◆ **Problem to solve**
Check every line of the entries that follow, and copy the ones containing "title".

◆ **Materials provided**
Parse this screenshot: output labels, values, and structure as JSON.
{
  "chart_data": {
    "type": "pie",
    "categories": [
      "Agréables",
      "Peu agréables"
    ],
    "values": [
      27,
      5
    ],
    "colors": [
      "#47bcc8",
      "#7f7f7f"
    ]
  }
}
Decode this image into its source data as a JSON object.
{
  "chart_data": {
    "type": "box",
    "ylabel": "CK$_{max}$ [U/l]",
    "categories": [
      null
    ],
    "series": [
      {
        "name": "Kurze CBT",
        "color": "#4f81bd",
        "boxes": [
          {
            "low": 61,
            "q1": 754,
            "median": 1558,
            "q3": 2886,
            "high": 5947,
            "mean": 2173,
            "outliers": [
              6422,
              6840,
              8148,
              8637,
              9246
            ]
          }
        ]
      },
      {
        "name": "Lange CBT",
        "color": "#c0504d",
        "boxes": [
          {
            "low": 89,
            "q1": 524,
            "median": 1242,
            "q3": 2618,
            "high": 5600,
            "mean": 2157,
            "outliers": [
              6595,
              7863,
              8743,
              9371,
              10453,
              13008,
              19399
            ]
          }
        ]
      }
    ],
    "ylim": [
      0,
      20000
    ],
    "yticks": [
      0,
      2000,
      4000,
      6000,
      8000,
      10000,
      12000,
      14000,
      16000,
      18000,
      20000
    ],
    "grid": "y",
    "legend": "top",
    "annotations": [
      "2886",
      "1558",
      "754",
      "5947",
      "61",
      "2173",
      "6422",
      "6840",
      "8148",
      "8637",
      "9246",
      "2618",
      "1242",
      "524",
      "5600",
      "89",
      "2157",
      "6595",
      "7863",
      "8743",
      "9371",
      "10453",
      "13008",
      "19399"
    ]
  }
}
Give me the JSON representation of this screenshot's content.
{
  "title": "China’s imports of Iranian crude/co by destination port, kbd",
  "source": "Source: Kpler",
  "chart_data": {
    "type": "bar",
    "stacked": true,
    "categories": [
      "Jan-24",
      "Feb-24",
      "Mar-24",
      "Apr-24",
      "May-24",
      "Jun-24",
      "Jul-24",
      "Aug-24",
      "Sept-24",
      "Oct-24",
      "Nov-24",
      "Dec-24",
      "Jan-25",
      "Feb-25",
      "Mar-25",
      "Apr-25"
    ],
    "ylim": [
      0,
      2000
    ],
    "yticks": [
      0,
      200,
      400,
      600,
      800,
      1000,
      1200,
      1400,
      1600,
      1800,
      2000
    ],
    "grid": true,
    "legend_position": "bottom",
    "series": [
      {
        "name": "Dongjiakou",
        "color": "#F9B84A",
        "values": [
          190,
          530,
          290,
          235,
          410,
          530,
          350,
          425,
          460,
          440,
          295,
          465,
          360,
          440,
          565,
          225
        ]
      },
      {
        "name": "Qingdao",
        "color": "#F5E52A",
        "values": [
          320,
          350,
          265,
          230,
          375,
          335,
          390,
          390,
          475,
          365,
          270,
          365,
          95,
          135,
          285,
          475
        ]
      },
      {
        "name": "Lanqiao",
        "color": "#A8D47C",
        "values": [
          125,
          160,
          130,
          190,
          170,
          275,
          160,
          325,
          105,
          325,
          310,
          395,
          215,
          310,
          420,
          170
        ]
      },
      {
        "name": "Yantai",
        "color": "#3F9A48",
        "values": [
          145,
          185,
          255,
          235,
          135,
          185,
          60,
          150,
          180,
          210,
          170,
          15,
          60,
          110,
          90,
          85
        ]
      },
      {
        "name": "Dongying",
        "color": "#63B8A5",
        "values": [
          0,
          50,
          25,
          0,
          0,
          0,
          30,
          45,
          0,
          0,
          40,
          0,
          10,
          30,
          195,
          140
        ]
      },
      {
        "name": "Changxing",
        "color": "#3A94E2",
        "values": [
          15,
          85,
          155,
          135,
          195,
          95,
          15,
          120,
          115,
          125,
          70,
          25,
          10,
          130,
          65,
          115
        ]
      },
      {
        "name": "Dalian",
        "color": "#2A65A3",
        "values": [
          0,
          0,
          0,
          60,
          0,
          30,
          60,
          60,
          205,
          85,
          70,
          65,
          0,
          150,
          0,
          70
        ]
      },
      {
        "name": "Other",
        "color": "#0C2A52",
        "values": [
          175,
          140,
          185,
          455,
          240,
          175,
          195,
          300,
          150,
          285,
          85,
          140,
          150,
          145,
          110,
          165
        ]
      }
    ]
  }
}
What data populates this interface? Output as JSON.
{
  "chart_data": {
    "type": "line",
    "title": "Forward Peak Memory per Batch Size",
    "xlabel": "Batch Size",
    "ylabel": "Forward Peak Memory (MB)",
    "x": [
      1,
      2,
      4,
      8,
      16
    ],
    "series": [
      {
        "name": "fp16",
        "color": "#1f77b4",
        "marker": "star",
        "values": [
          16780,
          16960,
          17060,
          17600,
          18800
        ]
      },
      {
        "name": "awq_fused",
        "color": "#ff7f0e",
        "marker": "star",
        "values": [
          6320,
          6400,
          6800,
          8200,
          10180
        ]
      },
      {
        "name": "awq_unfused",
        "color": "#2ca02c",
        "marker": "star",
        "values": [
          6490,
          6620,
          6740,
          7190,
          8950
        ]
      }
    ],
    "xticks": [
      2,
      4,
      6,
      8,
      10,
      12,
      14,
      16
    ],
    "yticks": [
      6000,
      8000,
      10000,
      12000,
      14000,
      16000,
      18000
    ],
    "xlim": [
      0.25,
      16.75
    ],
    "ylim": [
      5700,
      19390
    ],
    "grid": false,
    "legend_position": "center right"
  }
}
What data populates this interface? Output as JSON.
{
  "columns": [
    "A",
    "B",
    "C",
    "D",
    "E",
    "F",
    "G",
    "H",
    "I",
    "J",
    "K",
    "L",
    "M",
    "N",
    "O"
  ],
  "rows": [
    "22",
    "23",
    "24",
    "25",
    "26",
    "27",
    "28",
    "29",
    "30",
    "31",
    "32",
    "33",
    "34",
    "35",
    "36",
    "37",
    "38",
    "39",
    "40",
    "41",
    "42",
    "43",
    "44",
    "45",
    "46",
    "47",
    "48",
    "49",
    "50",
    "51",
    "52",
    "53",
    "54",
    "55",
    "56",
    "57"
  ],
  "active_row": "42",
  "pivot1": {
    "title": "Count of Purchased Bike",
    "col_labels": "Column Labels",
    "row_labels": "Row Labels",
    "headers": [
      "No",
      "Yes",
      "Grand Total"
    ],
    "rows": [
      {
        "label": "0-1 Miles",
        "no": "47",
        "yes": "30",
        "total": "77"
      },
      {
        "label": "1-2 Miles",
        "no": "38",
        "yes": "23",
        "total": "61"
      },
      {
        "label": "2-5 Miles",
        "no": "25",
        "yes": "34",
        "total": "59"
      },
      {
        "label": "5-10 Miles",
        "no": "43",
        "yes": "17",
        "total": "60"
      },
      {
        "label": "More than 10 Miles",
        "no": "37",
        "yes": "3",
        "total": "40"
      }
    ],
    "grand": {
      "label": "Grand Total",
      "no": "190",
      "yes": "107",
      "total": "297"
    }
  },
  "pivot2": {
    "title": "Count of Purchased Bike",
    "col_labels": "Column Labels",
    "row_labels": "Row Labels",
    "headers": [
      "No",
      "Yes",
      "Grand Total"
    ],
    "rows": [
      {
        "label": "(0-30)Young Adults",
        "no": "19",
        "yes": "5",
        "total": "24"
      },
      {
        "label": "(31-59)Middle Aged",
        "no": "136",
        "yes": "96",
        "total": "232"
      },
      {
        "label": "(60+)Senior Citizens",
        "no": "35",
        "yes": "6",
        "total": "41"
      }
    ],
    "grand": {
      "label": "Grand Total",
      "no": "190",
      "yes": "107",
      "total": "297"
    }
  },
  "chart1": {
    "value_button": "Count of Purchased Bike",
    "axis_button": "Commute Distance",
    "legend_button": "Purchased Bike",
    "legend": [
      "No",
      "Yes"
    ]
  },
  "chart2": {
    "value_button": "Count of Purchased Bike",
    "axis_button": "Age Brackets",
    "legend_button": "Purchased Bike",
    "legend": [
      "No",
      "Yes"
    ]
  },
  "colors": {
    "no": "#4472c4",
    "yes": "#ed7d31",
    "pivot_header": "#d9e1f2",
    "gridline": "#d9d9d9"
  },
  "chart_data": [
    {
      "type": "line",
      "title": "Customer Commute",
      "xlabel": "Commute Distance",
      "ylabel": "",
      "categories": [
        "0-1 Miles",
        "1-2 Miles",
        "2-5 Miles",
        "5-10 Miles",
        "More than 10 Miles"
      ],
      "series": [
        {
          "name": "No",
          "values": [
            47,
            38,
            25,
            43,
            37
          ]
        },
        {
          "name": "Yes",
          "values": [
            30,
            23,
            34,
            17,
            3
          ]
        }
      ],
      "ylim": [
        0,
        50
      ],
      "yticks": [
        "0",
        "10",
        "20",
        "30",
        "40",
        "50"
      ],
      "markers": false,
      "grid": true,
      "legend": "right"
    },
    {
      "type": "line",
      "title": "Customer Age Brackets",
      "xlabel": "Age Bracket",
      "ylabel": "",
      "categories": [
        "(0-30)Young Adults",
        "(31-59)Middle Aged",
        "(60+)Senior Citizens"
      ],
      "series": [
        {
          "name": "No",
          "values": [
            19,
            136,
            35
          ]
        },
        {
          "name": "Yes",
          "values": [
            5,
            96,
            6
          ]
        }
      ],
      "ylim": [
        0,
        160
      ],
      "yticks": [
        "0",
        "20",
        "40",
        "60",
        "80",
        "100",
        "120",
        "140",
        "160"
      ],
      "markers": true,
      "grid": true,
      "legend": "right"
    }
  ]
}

◆ **The response**
  "title": "China’s imports of Iranian crude/co by destination port, kbd",
    "title": "Forward Peak Memory per Batch Size",
    "title": "Count of Purchased Bike",
    "title": "Count of Purchased Bike",
      "title": "Customer Commute",
      "title": "Customer Age Brackets",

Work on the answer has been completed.